## The request
Every line containing the word "JSON" needs to be found and copied.

## Exercise material
_ _ _

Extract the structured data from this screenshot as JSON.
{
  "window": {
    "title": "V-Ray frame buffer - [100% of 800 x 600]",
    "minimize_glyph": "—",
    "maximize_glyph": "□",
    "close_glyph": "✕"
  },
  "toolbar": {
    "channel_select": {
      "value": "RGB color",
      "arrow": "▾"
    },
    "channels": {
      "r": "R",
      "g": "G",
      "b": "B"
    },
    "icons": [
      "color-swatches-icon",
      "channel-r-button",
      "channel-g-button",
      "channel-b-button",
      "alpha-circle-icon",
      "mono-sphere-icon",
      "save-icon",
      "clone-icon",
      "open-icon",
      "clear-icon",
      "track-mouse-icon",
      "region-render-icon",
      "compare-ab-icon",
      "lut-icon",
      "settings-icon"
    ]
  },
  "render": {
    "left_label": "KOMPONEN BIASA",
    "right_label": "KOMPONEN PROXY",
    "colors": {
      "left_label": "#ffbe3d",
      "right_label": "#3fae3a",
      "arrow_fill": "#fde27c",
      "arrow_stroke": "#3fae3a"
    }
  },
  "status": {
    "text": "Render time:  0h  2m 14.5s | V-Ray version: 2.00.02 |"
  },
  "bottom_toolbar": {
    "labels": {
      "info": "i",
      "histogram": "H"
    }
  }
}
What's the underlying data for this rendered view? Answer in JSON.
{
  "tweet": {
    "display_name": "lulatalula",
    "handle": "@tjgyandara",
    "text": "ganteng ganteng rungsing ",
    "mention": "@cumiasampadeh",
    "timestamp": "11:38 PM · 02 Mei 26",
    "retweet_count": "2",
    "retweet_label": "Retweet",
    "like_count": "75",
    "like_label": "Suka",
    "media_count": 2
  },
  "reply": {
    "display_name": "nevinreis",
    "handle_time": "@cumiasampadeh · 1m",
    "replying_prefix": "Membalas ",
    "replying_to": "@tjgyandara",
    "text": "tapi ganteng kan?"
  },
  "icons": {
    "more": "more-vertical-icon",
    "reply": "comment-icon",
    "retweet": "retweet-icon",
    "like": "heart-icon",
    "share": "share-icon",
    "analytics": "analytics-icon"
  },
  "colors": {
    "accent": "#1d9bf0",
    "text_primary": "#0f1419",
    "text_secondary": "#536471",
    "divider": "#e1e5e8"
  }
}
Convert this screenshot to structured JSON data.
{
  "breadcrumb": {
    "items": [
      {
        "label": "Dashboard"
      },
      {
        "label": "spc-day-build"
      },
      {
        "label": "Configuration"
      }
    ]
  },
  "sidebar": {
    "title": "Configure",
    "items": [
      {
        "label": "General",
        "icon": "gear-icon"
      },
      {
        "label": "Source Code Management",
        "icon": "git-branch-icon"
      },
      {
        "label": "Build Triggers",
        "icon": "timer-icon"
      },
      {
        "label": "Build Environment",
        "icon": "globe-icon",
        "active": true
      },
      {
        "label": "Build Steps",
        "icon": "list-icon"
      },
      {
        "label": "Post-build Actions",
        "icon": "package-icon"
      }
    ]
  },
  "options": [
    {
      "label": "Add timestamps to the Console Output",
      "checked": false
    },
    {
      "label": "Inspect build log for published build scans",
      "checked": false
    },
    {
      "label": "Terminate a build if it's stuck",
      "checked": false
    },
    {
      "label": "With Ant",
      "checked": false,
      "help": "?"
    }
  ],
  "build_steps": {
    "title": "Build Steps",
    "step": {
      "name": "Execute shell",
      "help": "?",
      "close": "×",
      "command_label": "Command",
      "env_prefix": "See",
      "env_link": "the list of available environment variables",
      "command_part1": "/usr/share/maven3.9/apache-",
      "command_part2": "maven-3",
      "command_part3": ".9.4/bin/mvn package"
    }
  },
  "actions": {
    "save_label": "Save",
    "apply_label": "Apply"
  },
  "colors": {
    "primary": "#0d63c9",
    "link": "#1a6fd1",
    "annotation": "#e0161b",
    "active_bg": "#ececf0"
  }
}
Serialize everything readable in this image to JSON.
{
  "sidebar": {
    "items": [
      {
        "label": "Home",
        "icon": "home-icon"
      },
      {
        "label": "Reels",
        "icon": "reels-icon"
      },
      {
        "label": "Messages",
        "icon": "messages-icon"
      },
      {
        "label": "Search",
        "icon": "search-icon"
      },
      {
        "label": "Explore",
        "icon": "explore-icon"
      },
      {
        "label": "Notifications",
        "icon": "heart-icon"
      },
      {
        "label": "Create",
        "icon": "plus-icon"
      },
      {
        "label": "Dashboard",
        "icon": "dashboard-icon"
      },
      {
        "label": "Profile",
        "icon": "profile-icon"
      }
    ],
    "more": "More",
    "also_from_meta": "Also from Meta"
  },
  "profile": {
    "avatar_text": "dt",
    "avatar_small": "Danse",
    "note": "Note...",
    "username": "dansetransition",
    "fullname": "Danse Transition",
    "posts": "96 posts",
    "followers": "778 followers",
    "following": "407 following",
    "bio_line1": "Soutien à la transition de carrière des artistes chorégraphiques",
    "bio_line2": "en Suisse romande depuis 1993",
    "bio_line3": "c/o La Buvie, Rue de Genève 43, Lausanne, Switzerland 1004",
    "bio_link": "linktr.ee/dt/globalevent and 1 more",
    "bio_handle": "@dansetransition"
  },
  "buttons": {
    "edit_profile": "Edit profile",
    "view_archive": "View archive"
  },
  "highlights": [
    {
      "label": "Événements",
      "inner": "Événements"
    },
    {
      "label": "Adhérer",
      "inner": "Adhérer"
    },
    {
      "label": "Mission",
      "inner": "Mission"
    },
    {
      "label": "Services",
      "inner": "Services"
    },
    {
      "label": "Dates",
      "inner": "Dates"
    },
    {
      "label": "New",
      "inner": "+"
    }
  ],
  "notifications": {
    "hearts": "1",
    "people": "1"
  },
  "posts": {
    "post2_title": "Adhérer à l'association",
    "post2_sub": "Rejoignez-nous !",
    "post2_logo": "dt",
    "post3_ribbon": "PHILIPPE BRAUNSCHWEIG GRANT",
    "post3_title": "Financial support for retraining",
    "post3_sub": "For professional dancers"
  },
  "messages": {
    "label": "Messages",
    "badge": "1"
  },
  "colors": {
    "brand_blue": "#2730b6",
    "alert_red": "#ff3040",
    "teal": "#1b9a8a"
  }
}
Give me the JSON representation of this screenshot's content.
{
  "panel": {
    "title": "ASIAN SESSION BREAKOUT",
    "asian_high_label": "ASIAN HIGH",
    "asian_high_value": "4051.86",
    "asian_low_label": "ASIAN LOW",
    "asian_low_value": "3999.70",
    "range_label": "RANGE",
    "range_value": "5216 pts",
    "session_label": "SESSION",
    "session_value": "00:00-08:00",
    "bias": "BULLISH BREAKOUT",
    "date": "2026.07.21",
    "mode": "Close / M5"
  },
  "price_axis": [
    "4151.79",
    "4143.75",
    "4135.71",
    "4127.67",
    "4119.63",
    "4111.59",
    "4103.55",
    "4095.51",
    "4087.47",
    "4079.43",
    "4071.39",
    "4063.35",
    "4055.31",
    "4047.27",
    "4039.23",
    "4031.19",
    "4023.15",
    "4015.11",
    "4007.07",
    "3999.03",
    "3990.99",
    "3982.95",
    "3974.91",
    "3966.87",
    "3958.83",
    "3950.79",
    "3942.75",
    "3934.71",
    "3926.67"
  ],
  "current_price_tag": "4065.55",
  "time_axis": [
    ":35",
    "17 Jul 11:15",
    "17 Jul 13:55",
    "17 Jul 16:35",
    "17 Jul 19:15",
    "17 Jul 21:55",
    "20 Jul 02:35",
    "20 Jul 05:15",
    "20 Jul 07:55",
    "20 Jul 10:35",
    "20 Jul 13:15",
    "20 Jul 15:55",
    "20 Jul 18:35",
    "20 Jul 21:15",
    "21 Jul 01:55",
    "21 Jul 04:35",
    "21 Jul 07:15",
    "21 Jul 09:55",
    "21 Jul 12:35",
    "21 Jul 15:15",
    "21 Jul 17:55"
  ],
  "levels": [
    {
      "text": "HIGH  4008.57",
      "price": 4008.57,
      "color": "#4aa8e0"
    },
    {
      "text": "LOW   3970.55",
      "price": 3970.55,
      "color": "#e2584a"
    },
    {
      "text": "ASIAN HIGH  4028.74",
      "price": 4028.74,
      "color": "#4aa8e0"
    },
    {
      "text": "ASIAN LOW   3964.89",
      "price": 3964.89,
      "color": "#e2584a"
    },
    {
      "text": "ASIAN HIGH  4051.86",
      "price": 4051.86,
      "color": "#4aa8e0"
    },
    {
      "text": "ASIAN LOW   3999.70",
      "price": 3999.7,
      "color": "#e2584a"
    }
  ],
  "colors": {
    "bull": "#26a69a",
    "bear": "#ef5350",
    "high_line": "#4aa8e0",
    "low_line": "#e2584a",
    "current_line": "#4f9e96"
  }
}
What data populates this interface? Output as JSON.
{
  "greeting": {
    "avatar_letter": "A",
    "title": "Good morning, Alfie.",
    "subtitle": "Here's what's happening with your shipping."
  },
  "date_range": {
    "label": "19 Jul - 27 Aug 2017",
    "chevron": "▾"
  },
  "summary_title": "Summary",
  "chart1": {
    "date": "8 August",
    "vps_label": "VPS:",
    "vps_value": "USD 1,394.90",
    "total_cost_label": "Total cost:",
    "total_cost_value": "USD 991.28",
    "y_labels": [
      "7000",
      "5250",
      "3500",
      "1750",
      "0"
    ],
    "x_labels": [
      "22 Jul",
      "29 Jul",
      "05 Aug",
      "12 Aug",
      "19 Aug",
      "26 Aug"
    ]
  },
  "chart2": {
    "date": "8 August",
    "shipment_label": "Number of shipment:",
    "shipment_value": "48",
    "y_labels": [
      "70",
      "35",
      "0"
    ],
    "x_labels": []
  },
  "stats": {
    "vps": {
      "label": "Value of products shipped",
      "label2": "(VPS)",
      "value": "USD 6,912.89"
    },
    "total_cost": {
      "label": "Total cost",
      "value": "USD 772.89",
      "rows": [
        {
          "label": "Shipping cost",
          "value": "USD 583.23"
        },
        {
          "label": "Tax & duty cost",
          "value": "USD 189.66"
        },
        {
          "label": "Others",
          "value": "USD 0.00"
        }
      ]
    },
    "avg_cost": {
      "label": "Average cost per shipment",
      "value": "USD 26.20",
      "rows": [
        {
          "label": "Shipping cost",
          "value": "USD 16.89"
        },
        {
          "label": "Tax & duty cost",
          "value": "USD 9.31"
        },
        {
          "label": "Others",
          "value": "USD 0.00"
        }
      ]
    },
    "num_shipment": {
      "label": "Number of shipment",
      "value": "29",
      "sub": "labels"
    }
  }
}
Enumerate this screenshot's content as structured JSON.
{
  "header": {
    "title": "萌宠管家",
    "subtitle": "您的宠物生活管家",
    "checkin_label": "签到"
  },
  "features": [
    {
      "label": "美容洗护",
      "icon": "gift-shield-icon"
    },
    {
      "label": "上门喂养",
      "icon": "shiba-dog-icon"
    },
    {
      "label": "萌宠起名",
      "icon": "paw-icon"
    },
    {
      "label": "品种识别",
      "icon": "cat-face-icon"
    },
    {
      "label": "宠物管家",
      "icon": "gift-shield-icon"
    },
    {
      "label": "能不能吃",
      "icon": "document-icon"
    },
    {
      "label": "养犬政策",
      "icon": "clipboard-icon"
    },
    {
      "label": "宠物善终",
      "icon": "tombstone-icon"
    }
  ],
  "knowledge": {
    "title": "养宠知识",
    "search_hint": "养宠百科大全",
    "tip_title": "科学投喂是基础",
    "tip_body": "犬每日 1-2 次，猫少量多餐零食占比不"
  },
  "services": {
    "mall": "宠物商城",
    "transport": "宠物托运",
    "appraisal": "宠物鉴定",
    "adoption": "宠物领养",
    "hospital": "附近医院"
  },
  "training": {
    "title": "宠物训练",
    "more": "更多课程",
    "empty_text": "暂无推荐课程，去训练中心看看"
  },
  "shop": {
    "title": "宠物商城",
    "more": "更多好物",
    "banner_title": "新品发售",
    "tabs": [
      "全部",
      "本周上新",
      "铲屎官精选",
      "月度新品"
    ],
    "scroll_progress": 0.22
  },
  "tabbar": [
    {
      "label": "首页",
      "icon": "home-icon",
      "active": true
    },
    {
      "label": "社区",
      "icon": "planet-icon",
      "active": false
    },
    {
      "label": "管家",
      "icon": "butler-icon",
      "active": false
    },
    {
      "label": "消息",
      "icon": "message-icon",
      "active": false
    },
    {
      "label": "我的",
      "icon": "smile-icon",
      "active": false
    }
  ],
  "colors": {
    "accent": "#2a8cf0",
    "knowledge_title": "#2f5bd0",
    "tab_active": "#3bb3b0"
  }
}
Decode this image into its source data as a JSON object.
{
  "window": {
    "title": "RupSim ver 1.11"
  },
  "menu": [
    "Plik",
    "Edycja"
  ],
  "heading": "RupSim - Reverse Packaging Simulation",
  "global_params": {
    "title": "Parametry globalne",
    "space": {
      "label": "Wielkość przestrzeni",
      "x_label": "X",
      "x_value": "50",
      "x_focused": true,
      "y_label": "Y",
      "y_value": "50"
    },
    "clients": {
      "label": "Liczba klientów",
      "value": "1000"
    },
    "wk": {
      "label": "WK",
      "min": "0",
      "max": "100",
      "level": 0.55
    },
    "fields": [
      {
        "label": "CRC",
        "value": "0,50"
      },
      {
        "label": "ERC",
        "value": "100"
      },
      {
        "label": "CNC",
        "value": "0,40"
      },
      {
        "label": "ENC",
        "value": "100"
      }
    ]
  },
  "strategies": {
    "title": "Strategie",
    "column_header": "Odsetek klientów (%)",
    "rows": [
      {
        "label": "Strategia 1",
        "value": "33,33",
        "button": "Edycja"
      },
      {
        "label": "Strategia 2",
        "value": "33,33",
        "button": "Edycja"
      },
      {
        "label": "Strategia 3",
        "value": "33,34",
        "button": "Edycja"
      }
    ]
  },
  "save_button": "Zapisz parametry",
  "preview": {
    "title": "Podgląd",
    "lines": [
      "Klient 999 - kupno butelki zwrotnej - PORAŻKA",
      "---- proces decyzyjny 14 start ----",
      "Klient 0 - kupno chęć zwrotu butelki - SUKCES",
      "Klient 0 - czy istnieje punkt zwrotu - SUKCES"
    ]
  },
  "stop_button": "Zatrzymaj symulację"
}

_ _ _

## Written solution
Extract the structured data from this screenshot as JSON.
What's the underlying data for this rendered view? Answer in JSON.
Convert this screenshot to structured JSON data.
Serialize everything readable in this image to JSON.
Give me the JSON representation of this screenshot's content.
What data populates this interface? Output as JSON.
Enumerate this screenshot's content as structured JSON.
Decode this image into its source data as a JSON object.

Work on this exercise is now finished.